- Dataset extract -
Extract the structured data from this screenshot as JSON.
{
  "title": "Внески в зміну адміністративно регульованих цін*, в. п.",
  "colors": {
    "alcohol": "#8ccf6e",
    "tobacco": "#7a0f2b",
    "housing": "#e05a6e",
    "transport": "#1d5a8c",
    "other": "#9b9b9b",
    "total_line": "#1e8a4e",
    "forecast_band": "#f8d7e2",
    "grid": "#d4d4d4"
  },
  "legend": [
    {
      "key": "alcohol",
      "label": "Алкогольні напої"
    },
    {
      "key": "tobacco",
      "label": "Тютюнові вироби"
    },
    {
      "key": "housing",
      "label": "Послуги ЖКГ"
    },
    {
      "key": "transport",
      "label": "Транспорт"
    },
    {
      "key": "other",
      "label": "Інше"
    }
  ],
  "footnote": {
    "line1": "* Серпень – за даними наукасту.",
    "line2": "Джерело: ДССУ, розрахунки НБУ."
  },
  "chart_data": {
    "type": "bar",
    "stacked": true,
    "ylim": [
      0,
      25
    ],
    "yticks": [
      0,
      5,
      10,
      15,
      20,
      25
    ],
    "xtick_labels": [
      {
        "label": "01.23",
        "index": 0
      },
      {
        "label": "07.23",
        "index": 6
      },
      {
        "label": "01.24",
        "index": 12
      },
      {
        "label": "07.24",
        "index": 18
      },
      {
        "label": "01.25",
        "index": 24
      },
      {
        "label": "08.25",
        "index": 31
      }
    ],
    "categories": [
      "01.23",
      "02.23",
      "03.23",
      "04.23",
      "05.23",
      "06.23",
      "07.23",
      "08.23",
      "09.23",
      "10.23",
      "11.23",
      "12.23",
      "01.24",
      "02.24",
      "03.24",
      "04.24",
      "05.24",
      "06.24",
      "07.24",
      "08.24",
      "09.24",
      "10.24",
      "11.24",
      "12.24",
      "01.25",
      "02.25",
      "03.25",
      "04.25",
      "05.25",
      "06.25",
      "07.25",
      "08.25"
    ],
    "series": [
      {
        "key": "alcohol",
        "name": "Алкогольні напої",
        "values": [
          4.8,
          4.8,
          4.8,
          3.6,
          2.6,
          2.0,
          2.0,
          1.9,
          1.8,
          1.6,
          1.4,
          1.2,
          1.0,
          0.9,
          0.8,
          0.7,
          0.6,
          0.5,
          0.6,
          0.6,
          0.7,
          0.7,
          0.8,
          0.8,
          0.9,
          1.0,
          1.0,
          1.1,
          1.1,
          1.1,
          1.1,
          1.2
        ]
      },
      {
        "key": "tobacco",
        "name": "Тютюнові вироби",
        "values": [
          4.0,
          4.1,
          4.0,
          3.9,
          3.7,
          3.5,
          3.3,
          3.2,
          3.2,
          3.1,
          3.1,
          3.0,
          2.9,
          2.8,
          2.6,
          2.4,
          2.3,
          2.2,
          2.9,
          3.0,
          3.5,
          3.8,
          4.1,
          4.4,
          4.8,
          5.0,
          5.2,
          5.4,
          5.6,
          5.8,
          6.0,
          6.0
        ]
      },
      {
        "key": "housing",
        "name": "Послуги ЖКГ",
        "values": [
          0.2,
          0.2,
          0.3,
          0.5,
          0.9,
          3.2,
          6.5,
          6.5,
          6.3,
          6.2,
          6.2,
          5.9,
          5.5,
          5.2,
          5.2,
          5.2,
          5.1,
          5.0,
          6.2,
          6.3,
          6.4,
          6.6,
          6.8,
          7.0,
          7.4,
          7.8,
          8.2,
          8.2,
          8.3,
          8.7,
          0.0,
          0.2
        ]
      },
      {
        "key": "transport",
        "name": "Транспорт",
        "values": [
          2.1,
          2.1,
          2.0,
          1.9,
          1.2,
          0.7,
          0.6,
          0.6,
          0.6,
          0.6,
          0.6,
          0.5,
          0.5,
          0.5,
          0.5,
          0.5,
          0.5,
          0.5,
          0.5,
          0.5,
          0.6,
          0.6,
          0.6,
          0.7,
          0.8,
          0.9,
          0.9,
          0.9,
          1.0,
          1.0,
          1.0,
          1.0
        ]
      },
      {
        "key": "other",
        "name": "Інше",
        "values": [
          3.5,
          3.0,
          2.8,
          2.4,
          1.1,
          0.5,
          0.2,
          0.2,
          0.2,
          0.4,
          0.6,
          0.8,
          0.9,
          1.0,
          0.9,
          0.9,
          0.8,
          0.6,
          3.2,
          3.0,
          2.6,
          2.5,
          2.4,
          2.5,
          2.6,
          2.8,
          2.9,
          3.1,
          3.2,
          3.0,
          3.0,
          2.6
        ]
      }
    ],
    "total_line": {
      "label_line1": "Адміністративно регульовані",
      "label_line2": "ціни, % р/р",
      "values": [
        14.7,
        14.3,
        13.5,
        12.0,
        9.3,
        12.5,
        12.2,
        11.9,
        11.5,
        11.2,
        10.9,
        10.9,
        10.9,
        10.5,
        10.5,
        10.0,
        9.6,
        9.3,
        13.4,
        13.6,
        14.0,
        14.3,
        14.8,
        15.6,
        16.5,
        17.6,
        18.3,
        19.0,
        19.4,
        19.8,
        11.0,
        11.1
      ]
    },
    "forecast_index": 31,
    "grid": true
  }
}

- Exercise task -
Give the count of lines in the data above that hold the string "name", with no additional words.

- Complete output -
5